Quote the listing in full, exactly as given, minus any pictures.

----------------------------------------

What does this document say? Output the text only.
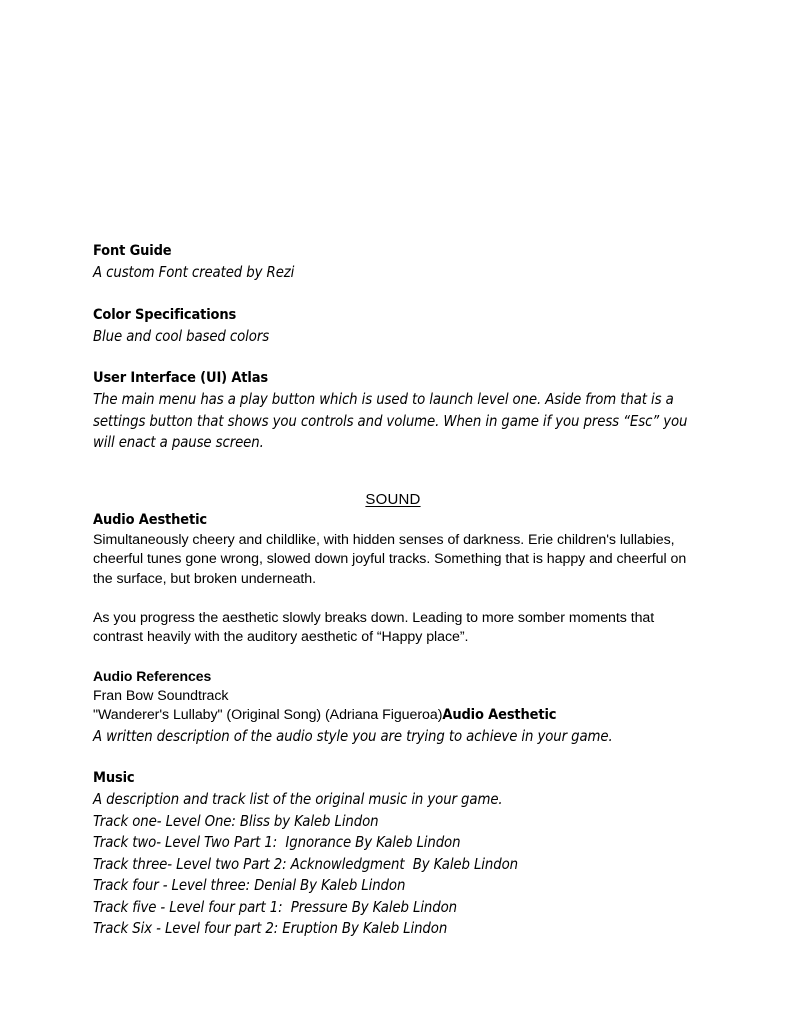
Font Guide

A custom Font created by Rezi

Color Specifications

Blue and cool based colors

User Interface (UI) Atlas

The main menu has a play button which is used to launch level one. Aside from that is a settings button that shows you controls and volume. When in game if you press “Esc” you will enact a pause screen.

SOUND

Audio Aesthetic

Simultaneously cheery and childlike, with hidden senses of darkness. Erie children's lullabies, cheerful tunes gone wrong, slowed down joyful tracks. Something that is happy and cheerful on the surface, but broken underneath.

As you progress the aesthetic slowly breaks down. Leading to more somber moments that contrast heavily with the auditory aesthetic of “Happy place”.

Audio References

Fran Bow Soundtrack

"Wanderer's Lullaby" (Original Song) (Adriana Figueroa)Audio Aesthetic

A written description of the audio style you are trying to achieve in your game.

Music

A description and track list of the original music in your game.

Track one- Level One: Bliss by Kaleb Lindon

Track two- Level Two Part 1:  Ignorance By Kaleb Lindon

Track three- Level two Part 2: Acknowledgment  By Kaleb Lindon

Track four - Level three: Denial By Kaleb Lindon

Track five - Level four part 1:  Pressure By Kaleb Lindon

Track Six - Level four part 2: Eruption By Kaleb Lindon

----------------------------------------

(ANSWER TO THIS TASK):
What does this document say? Output the text only.
Font Guide

A custom Font created by Rezi

Color Specifications

Blue and cool based colors

User Interface (UI) Atlas

The main menu has a play button which is used to launch level one. Aside from that is a settings button that shows you controls and volume. When in game if you press “Esc” you will enact a pause screen.

SOUND

Audio Aesthetic

Simultaneously cheery and childlike, with hidden senses of darkness. Erie children's lullabies, cheerful tunes gone wrong, slowed down joyful tracks. Something that is happy and cheerful on the surface, but broken underneath.

As you progress the aesthetic slowly breaks down. Leading to more somber moments that contrast heavily with the auditory aesthetic of “Happy place”.

Audio References

Fran Bow Soundtrack

"Wanderer's Lullaby" (Original Song) (Adriana Figueroa)Audio Aesthetic

A written description of the audio style you are trying to achieve in your game.

Music

A description and track list of the original music in your game.

Track one- Level One: Bliss by Kaleb Lindon

Track two- Level Two Part 1:  Ignorance By Kaleb Lindon

Track three- Level two Part 2: Acknowledgment  By Kaleb Lindon

Track four - Level three: Denial By Kaleb Lindon

Track five - Level four part 1:  Pressure By Kaleb Lindon

Track Six - Level four part 2: Eruption By Kaleb Lindon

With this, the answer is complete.